- _What you have to do_: Go through the lines below. Copy those with "sense".

- _Input for this task_:
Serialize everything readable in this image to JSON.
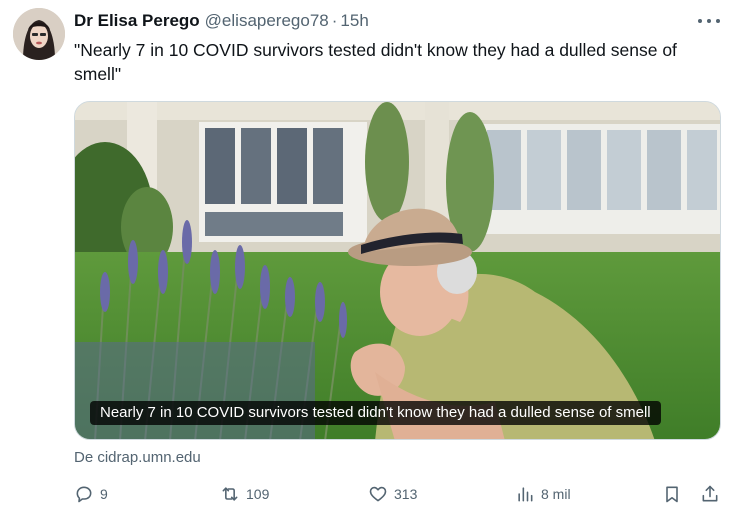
{
  "tweet": {
    "author_name": "Dr Elisa Perego",
    "author_handle": "@elisaperego78",
    "separator": "·",
    "time": "15h",
    "text": "\"Nearly 7 in 10 COVID survivors tested didn't know they had a dulled sense of smell\""
  },
  "media": {
    "caption": "Nearly 7 in 10 COVID survivors tested didn't know they had a dulled sense of smell"
  },
  "link_source": "De cidrap.umn.edu",
  "actions": {
    "replies": "9",
    "reposts": "109",
    "likes": "313",
    "views": "8 mil"
  },
  "icons": {
    "reply": "reply-icon",
    "repost": "repost-icon",
    "like": "heart-icon",
    "views": "views-chart-icon",
    "bookmark": "bookmark-icon",
    "share": "share-icon",
    "more": "more-dots-icon"
  },
  "colors": {
    "text_primary": "#0f1419",
    "text_secondary": "#536471",
    "border": "#cfd9de"
  }
}
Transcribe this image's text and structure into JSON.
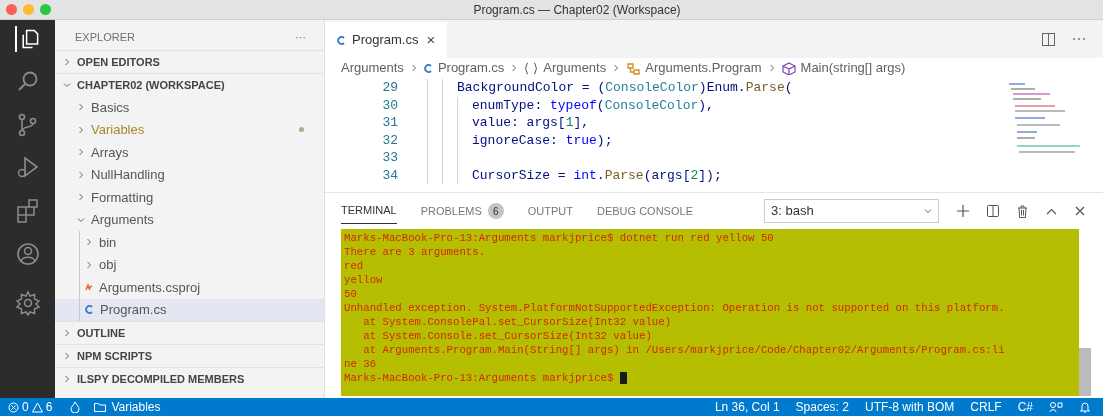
{
  "window": {
    "title": "Program.cs — Chapter02 (Workspace)"
  },
  "activity_bar": [
    {
      "kind": "files",
      "selected": true
    },
    {
      "kind": "search",
      "selected": false
    },
    {
      "kind": "source-control",
      "selected": false
    },
    {
      "kind": "run",
      "selected": false
    },
    {
      "kind": "extensions",
      "selected": false
    },
    {
      "kind": "accounts",
      "selected": false
    },
    {
      "kind": "settings",
      "selected": false
    }
  ],
  "sidebar": {
    "title": "EXPLORER",
    "more": "···",
    "sections": [
      {
        "label": "OPEN EDITORS",
        "expanded": false
      },
      {
        "label": "CHAPTER02 (WORKSPACE)",
        "expanded": true,
        "items": [
          {
            "label": "Basics",
            "kind": "folder",
            "expanded": false,
            "modified": false,
            "selected": false
          },
          {
            "label": "Variables",
            "kind": "folder",
            "expanded": false,
            "modified": true,
            "selected": false
          },
          {
            "label": "Arrays",
            "kind": "folder",
            "expanded": false,
            "modified": false,
            "selected": false
          },
          {
            "label": "NullHandling",
            "kind": "folder",
            "expanded": false,
            "modified": false,
            "selected": false
          },
          {
            "label": "Formatting",
            "kind": "folder",
            "expanded": false,
            "modified": false,
            "selected": false
          },
          {
            "label": "Arguments",
            "kind": "folder",
            "expanded": true,
            "modified": false,
            "selected": false,
            "children": [
              {
                "label": "bin",
                "kind": "folder",
                "expanded": false,
                "modified": false,
                "selected": false
              },
              {
                "label": "obj",
                "kind": "folder",
                "expanded": false,
                "modified": false,
                "selected": false
              },
              {
                "label": "Arguments.csproj",
                "kind": "project",
                "modified": false,
                "selected": false
              },
              {
                "label": "Program.cs",
                "kind": "csharp",
                "modified": false,
                "selected": true
              }
            ]
          }
        ]
      },
      {
        "label": "OUTLINE",
        "expanded": false
      },
      {
        "label": "NPM SCRIPTS",
        "expanded": false
      },
      {
        "label": "ILSPY DECOMPILED MEMBERS",
        "expanded": false
      }
    ]
  },
  "tabs": [
    {
      "label": "Program.cs",
      "close": "×",
      "selected": true
    }
  ],
  "breadcrumbs": [
    {
      "label": "Arguments",
      "kind": "folder"
    },
    {
      "label": "Program.cs",
      "kind": "csharp"
    },
    {
      "label": "Arguments",
      "kind": "namespace"
    },
    {
      "label": "Arguments.Program",
      "kind": "class"
    },
    {
      "label": "Main(string[] args)",
      "kind": "method"
    }
  ],
  "code": [
    {
      "number": "29",
      "kind": "outer",
      "tokens": [
        {
          "text": "BackgroundColor = (",
          "kind": "plain"
        },
        {
          "text": "ConsoleColor",
          "kind": "type"
        },
        {
          "text": ")Enum.",
          "kind": "plain"
        },
        {
          "text": "Parse",
          "kind": "method"
        },
        {
          "text": "(",
          "kind": "plain"
        }
      ]
    },
    {
      "number": "30",
      "kind": "inner",
      "tokens": [
        {
          "text": "enumType: ",
          "kind": "plain"
        },
        {
          "text": "typeof",
          "kind": "keyword"
        },
        {
          "text": "(",
          "kind": "plain"
        },
        {
          "text": "ConsoleColor",
          "kind": "type"
        },
        {
          "text": "),",
          "kind": "plain"
        }
      ]
    },
    {
      "number": "31",
      "kind": "inner",
      "tokens": [
        {
          "text": "value: args[",
          "kind": "plain"
        },
        {
          "text": "1",
          "kind": "number"
        },
        {
          "text": "],",
          "kind": "plain"
        }
      ]
    },
    {
      "number": "32",
      "kind": "inner",
      "tokens": [
        {
          "text": "ignoreCase: ",
          "kind": "plain"
        },
        {
          "text": "true",
          "kind": "keyword"
        },
        {
          "text": ");",
          "kind": "plain"
        }
      ]
    },
    {
      "number": "33",
      "kind": "inner"
    },
    {
      "number": "34",
      "kind": "inner",
      "tokens": [
        {
          "text": "CursorSize = ",
          "kind": "plain"
        },
        {
          "text": "int",
          "kind": "keyword"
        },
        {
          "text": ".",
          "kind": "plain"
        },
        {
          "text": "Parse",
          "kind": "method"
        },
        {
          "text": "(args[",
          "kind": "plain"
        },
        {
          "text": "2",
          "kind": "number"
        },
        {
          "text": "]);",
          "kind": "plain"
        }
      ]
    }
  ],
  "panel": {
    "tabs": [
      {
        "label": "TERMINAL",
        "selected": true
      },
      {
        "label": "PROBLEMS",
        "badge": "6",
        "selected": false
      },
      {
        "label": "OUTPUT",
        "selected": false
      },
      {
        "label": "DEBUG CONSOLE",
        "selected": false
      }
    ],
    "terminal_select": "3: bash",
    "terminal_lines": [
      "Marks-MacBook-Pro-13:Arguments markjprice$ dotnet run red yellow 50",
      "There are 3 arguments.",
      "red",
      "yellow",
      "50",
      "Unhandled exception. System.PlatformNotSupportedException: Operation is not supported on this platform.",
      "   at System.ConsolePal.set_CursorSize(Int32 value)",
      "   at System.Console.set_CursorSize(Int32 value)",
      "   at Arguments.Program.Main(String[] args) in /Users/markjprice/Code/Chapter02/Arguments/Program.cs:li",
      "ne 36",
      "Marks-MacBook-Pro-13:Arguments markjprice$ "
    ]
  },
  "status_bar": {
    "errors": "0",
    "warnings": "6",
    "folder": "Variables",
    "right": [
      "Ln 36, Col 1",
      "Spaces: 2",
      "UTF-8 with BOM",
      "CRLF",
      "C#"
    ]
  }
}
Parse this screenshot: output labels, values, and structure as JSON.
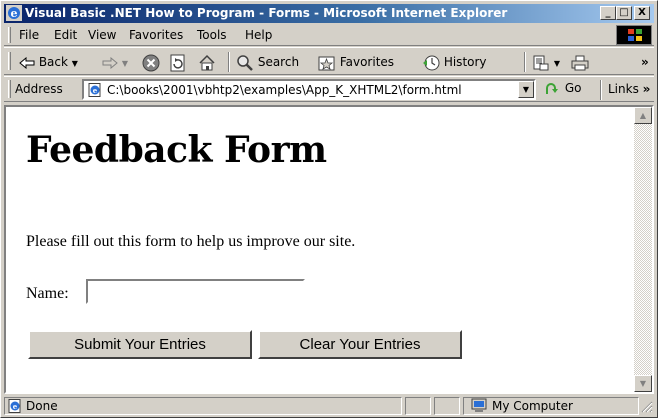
{
  "window": {
    "title": "Visual Basic .NET How to Program - Forms - Microsoft Internet Explorer",
    "controls": {
      "minimize": "_",
      "maximize": "□",
      "close": "X"
    }
  },
  "menubar": {
    "items": [
      {
        "label": "File"
      },
      {
        "label": "Edit"
      },
      {
        "label": "View"
      },
      {
        "label": "Favorites"
      },
      {
        "label": "Tools"
      },
      {
        "label": "Help"
      }
    ]
  },
  "toolbar": {
    "back_label": "Back",
    "search_label": "Search",
    "favorites_label": "Favorites",
    "history_label": "History",
    "overflow": "»"
  },
  "addressbar": {
    "label": "Address",
    "url": "C:\\books\\2001\\vbhtp2\\examples\\App_K_XHTML2\\form.html",
    "go_label": "Go",
    "links_label": "Links",
    "links_overflow": "»"
  },
  "page": {
    "heading": "Feedback Form",
    "intro": "Please fill out this form to help us improve our site.",
    "name_label": "Name:",
    "name_value": "",
    "submit_label": "Submit Your Entries",
    "clear_label": "Clear Your Entries"
  },
  "statusbar": {
    "status": "Done",
    "zone": "My Computer"
  },
  "colors": {
    "titlebar_start": "#0a246a",
    "titlebar_end": "#a6caf0",
    "chrome": "#d4d0c8"
  }
}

- _Correct answer_:
    "text": "\"Nearly 7 in 10 COVID survivors tested didn't know they had a dulled sense of smell\""
    "caption": "Nearly 7 in 10 COVID survivors tested didn't know they had a dulled sense of smell"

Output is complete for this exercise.